##### Material for this exercise #####
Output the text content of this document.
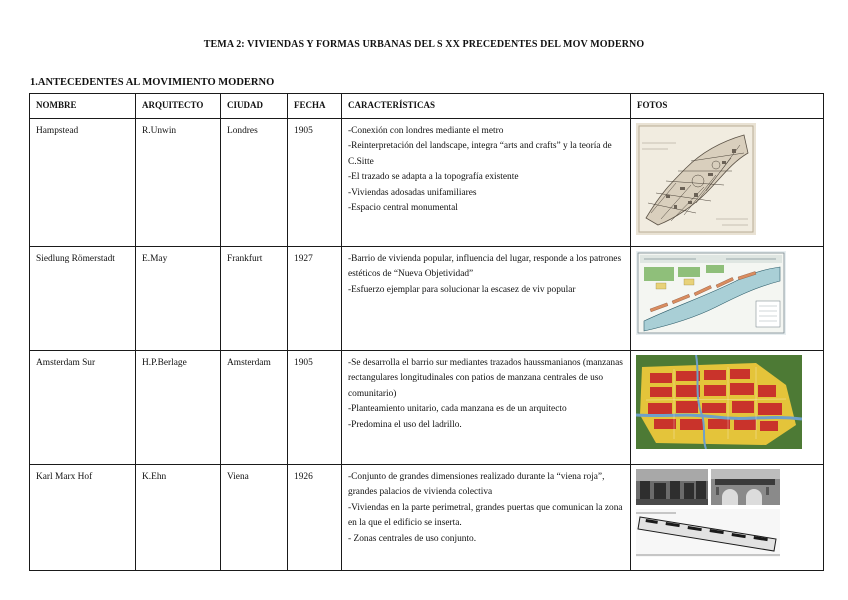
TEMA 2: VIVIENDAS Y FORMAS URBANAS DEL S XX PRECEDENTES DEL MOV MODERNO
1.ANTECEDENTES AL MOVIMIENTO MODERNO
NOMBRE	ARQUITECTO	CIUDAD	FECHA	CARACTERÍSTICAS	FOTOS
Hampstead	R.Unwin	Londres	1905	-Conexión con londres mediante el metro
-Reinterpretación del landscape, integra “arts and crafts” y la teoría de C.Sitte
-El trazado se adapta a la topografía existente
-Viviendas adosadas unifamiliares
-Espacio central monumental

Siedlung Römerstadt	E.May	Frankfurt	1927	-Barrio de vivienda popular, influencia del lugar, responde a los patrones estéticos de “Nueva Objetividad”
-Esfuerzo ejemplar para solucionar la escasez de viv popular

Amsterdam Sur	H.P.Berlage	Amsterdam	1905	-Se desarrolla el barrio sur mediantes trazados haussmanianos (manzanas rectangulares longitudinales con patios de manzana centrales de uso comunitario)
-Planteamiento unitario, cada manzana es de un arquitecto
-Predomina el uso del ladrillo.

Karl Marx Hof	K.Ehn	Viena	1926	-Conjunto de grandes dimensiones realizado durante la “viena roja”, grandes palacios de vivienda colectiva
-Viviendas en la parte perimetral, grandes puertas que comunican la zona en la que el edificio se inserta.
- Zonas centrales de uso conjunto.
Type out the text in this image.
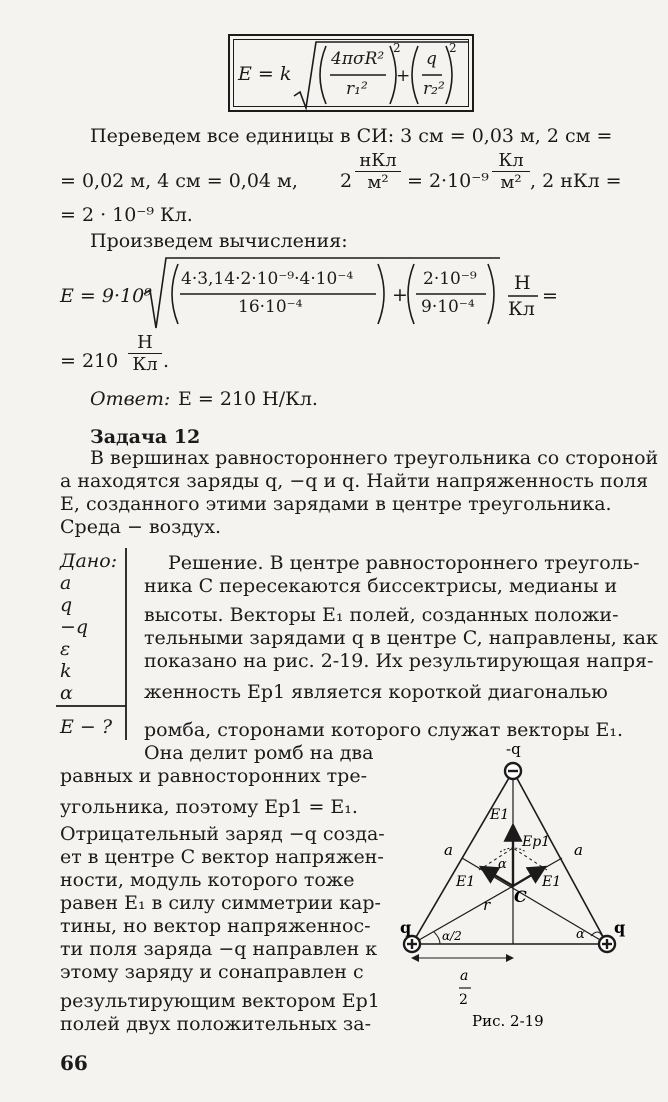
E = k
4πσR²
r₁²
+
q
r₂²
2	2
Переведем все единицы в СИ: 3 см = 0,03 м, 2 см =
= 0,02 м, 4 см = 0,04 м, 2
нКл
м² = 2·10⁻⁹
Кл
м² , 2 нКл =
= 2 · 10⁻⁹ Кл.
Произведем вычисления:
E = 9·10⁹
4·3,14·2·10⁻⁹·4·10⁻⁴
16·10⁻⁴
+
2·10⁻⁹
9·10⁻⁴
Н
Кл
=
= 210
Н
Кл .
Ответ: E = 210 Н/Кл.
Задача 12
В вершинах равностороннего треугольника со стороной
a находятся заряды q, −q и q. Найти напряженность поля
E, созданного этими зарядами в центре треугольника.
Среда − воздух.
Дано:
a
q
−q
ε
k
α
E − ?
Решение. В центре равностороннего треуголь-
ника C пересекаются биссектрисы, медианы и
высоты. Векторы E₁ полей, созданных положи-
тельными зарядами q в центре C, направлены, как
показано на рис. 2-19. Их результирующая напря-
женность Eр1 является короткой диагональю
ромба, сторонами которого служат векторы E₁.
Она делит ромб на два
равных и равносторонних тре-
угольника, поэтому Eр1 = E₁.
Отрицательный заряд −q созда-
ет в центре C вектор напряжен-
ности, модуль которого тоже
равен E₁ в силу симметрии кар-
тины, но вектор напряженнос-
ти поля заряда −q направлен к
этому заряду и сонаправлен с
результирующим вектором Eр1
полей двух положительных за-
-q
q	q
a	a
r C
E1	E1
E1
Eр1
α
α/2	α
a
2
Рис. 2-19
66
#####
##### Material for this exercise #####
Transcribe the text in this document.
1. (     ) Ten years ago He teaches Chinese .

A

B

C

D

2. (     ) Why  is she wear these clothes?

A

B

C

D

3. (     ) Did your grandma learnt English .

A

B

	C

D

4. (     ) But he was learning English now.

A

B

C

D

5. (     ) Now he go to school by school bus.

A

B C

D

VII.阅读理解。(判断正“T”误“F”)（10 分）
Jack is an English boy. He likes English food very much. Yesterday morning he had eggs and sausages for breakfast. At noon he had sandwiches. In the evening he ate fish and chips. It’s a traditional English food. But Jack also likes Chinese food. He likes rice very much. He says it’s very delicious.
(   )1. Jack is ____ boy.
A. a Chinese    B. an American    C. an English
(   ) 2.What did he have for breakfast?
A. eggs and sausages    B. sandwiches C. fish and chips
#####
§ **Objective**
Copy every line from the entries that contains the word "eggs".

§ **Response to this task**
Jack is an English boy. He likes English food very much. Yesterday morning he had eggs and sausages for breakfast. At noon he had sandwiches. In the evening he ate fish and chips. It’s a traditional English food. But Jack also likes Chinese food. He likes rice very much. He says it’s very delicious.
A. eggs and sausages    B. sandwiches C. fish and chips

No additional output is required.